+++ Exercise materials +++

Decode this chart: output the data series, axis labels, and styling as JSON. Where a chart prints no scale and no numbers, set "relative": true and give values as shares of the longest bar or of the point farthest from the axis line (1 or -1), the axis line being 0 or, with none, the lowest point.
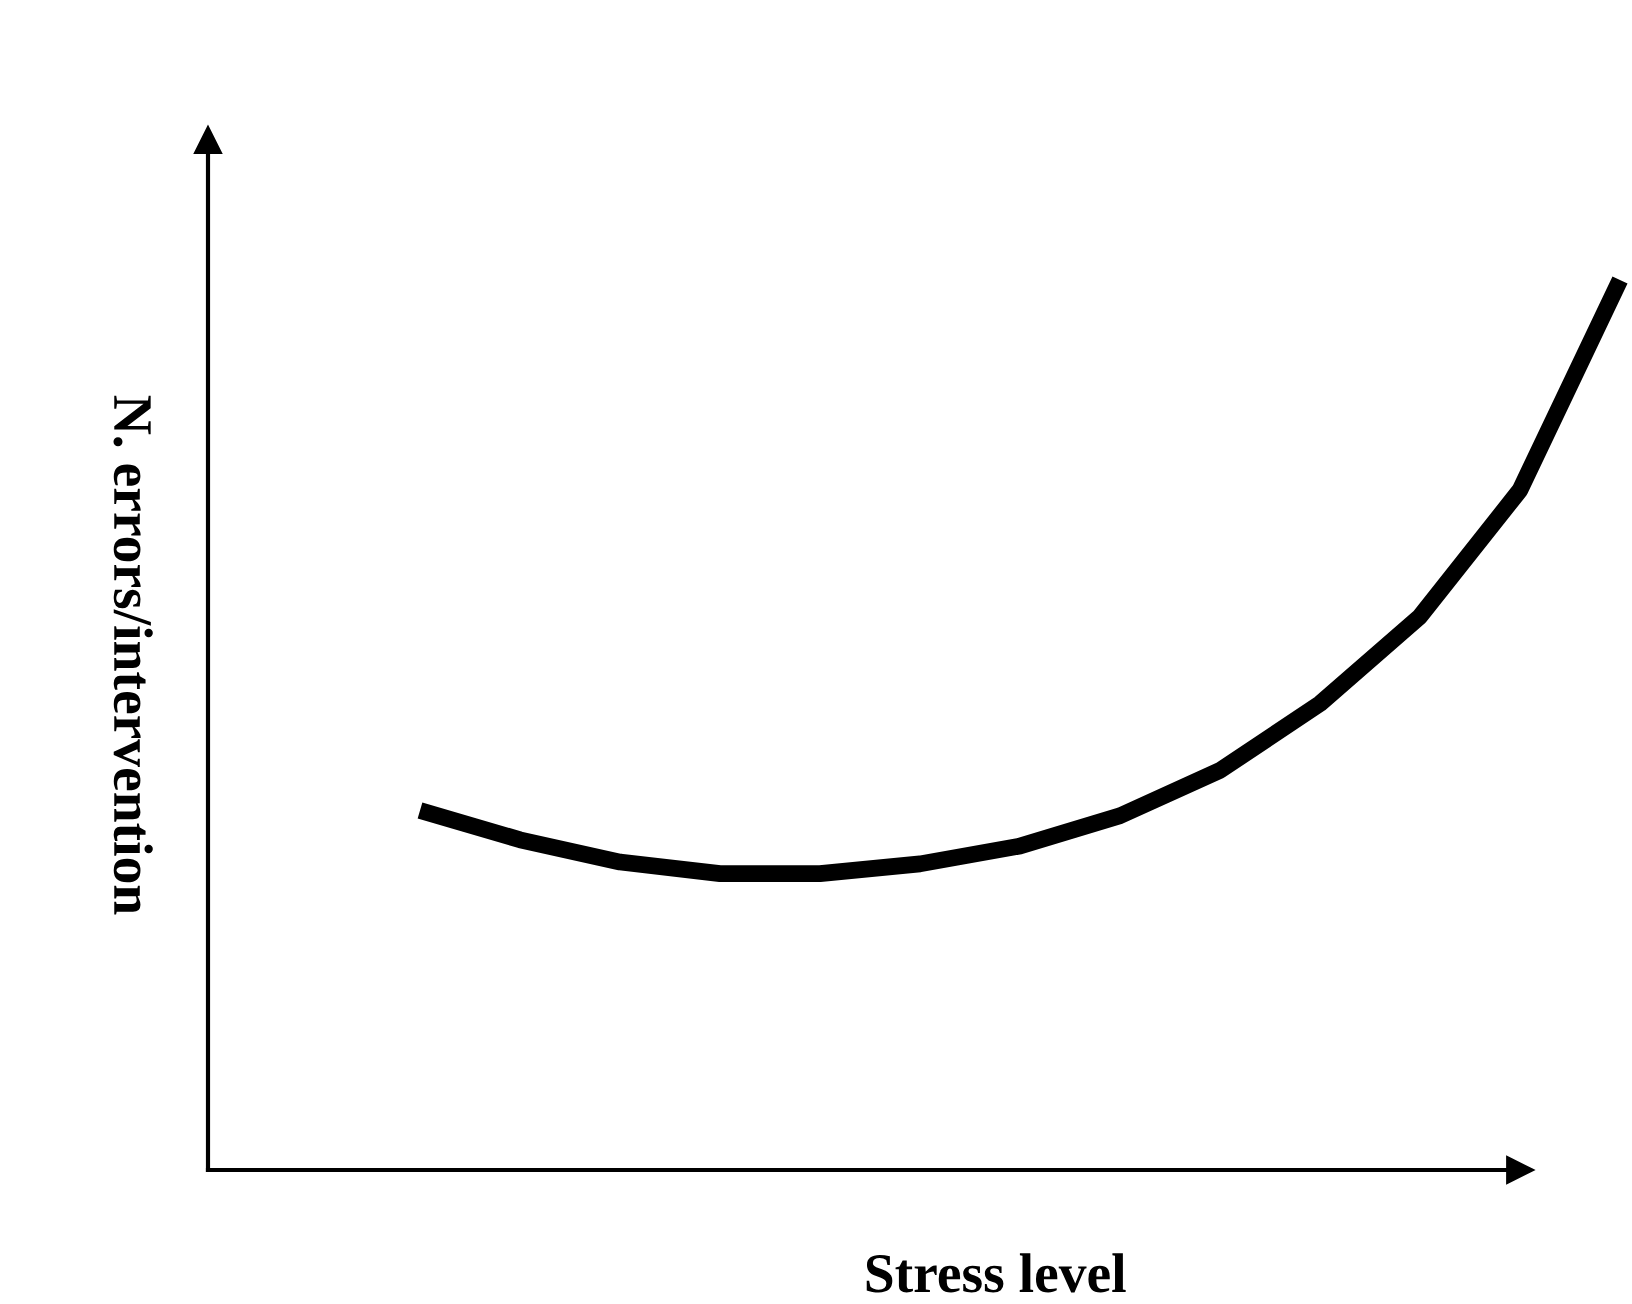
{
  "chart_data": {
    "type": "line",
    "relative": true,
    "xlabel": "Stress level",
    "ylabel": "N. errors/intervention",
    "categories": [
      null,
      null,
      null,
      null,
      null,
      null,
      null,
      null,
      null,
      null,
      null,
      null,
      null
    ],
    "series": [
      {
        "color": "#000000",
        "values": [
          0.404,
          0.371,
          0.346,
          0.333,
          0.333,
          0.344,
          0.364,
          0.398,
          0.449,
          0.524,
          0.622,
          0.764,
          1.0
        ]
      }
    ],
    "legend": false,
    "tick_labels": false,
    "marker": "none",
    "line_style": "solid"
  }
}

+++

§ Do this
Omit the images and transcribe all of the records above word for word.

§ Result of this exercise
Decode this chart: output the data series, axis labels, and styling as JSON. Where a chart prints no scale and no numbers, set "relative": true and give values as shares of the longest bar or of the point farthest from the axis line (1 or -1), the axis line being 0 or, with none, the lowest point.
{
  "chart_data": {
    "type": "line",
    "relative": true,
    "xlabel": "Stress level",
    "ylabel": "N. errors/intervention",
    "categories": [
      null,
      null,
      null,
      null,
      null,
      null,
      null,
      null,
      null,
      null,
      null,
      null,
      null
    ],
    "series": [
      {
        "color": "#000000",
        "values": [
          0.404,
          0.371,
          0.346,
          0.333,
          0.333,
          0.344,
          0.364,
          0.398,
          0.449,
          0.524,
          0.622,
          0.764,
          1.0
        ]
      }
    ],
    "legend": false,
    "tick_labels": false,
    "marker": "none",
    "line_style": "solid"
  }
}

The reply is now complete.